**Excerpted records:**
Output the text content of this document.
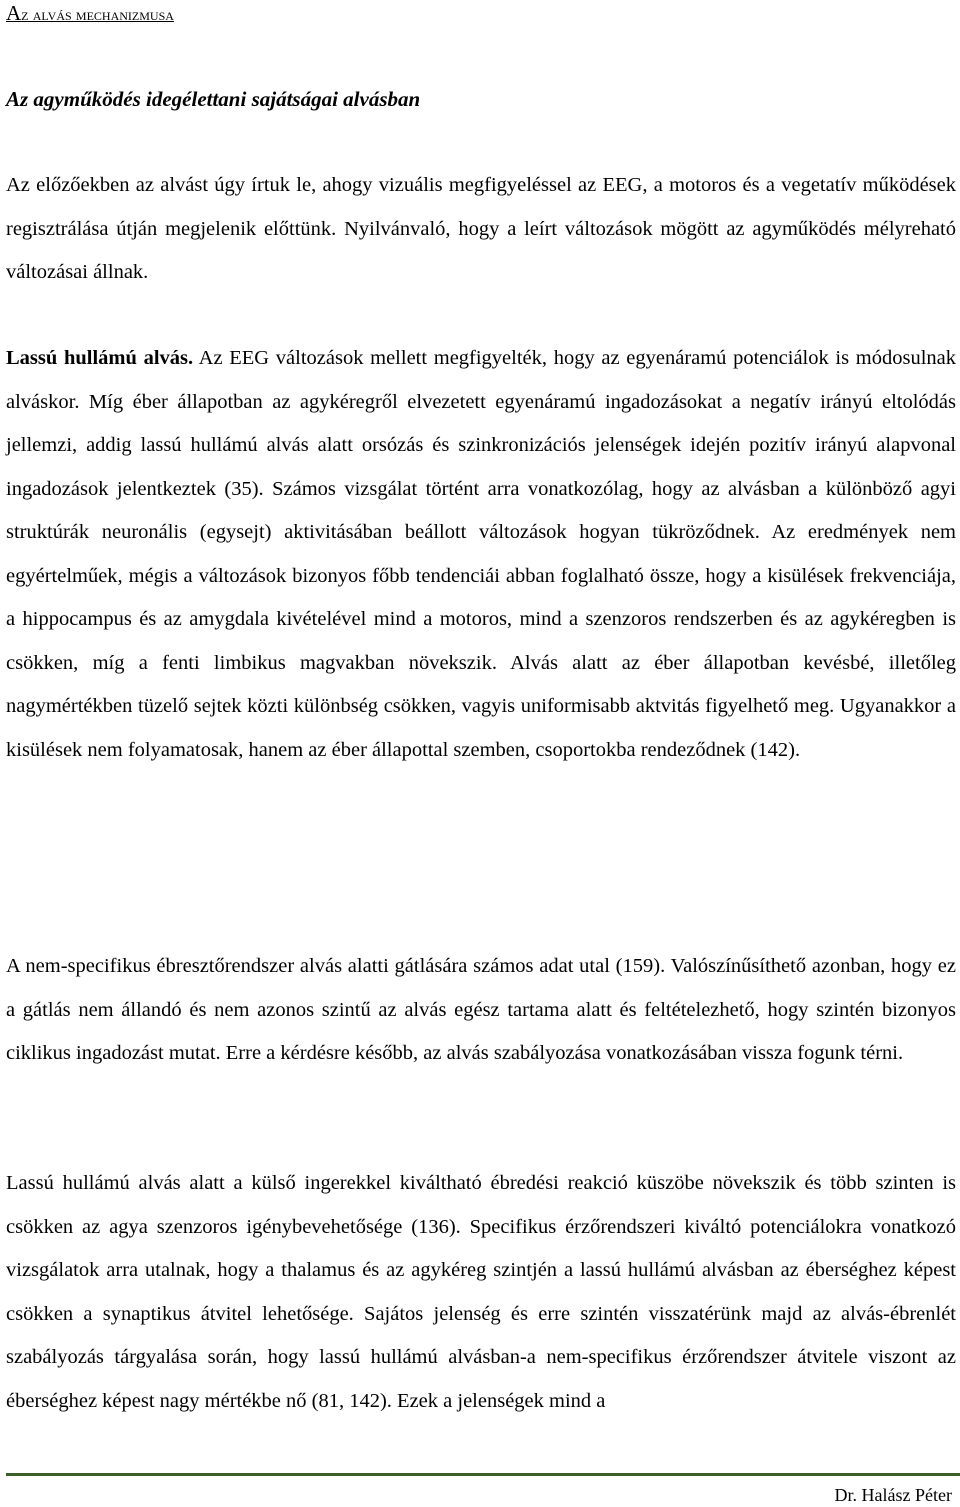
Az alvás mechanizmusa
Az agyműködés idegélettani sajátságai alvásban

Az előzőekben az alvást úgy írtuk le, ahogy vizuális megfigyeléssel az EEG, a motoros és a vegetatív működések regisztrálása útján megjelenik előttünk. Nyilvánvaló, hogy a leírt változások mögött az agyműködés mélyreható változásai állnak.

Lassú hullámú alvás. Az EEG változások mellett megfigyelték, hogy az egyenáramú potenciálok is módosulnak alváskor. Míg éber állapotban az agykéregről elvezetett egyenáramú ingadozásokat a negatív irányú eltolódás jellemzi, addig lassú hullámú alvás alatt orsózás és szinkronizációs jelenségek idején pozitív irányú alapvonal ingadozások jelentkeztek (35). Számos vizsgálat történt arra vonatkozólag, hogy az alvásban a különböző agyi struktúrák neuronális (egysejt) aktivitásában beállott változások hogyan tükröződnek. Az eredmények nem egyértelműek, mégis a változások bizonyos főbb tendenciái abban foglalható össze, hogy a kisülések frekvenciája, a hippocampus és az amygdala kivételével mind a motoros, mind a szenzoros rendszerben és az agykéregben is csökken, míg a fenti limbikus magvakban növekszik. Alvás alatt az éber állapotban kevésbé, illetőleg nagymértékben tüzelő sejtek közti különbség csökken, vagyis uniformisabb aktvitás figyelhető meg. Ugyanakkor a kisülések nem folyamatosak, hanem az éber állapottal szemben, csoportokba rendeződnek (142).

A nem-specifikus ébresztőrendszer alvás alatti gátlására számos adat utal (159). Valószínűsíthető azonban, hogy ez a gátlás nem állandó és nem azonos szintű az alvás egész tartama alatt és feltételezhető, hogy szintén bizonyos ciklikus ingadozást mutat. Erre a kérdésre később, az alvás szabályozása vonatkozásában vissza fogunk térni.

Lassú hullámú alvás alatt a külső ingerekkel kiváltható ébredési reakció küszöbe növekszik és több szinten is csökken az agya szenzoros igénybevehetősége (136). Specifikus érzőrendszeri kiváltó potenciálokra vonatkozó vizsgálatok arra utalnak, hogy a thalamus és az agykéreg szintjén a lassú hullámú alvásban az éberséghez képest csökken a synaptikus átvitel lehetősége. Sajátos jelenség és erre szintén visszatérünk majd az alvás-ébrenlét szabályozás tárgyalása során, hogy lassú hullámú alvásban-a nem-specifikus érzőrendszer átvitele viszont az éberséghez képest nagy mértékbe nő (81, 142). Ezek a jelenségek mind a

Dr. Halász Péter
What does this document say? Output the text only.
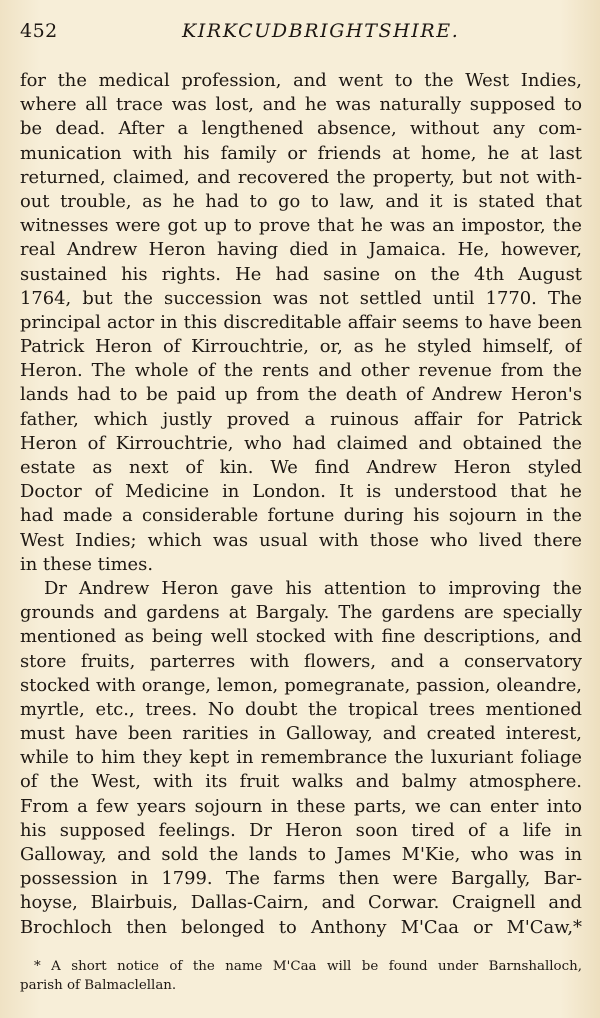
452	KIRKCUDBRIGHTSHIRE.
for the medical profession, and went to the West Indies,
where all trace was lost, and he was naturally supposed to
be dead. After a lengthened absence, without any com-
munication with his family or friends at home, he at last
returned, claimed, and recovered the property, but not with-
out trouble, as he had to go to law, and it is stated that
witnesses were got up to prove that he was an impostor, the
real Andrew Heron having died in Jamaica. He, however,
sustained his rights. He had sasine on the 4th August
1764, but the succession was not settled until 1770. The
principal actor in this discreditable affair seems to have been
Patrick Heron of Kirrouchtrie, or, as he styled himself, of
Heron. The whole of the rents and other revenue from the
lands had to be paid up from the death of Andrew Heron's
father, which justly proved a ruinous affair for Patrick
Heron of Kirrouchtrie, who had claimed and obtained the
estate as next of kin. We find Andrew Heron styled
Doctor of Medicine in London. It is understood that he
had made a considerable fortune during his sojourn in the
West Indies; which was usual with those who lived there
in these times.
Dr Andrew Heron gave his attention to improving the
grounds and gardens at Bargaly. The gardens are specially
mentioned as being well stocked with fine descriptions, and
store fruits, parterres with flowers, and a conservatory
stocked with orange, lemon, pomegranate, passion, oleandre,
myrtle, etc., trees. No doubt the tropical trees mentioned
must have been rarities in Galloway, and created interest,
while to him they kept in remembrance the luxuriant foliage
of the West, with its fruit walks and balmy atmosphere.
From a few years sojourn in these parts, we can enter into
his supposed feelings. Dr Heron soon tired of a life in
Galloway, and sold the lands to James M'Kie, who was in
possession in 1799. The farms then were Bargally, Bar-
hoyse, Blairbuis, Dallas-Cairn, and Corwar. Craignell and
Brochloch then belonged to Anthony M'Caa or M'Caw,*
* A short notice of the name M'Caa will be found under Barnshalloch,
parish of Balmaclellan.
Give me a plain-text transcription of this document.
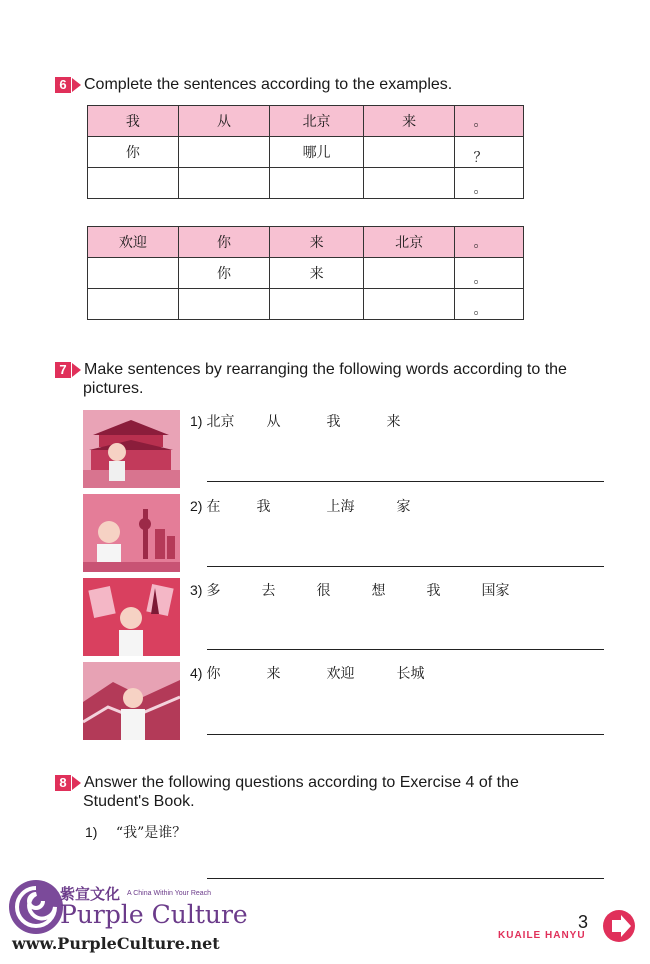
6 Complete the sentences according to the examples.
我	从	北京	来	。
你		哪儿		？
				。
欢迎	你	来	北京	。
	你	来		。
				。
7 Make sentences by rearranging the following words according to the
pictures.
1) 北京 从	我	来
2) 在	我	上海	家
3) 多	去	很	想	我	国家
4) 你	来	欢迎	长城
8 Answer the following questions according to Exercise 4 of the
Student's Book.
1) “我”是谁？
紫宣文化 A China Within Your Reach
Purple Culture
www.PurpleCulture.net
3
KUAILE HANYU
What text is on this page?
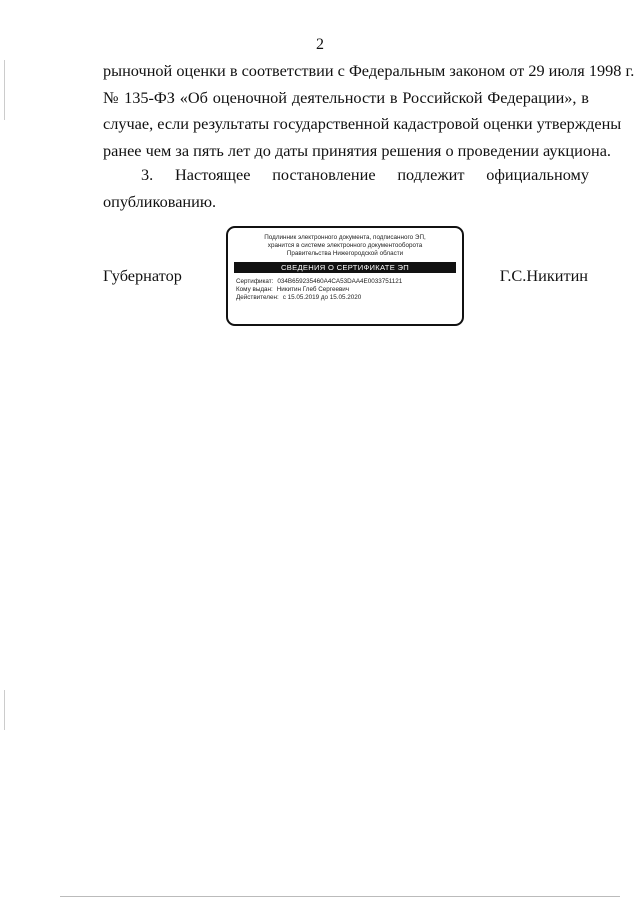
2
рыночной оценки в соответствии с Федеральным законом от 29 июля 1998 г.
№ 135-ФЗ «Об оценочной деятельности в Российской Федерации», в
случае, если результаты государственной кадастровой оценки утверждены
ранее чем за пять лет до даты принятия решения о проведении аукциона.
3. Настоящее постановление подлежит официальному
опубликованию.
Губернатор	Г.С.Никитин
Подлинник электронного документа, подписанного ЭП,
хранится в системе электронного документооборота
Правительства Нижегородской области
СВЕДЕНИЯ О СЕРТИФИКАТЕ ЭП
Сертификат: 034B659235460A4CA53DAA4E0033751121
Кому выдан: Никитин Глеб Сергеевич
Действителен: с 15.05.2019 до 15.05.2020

**Requirements:**
State how many lines of the listing hold the string "been"; reply with the number and nothing else.

**Response to this exercise:**
2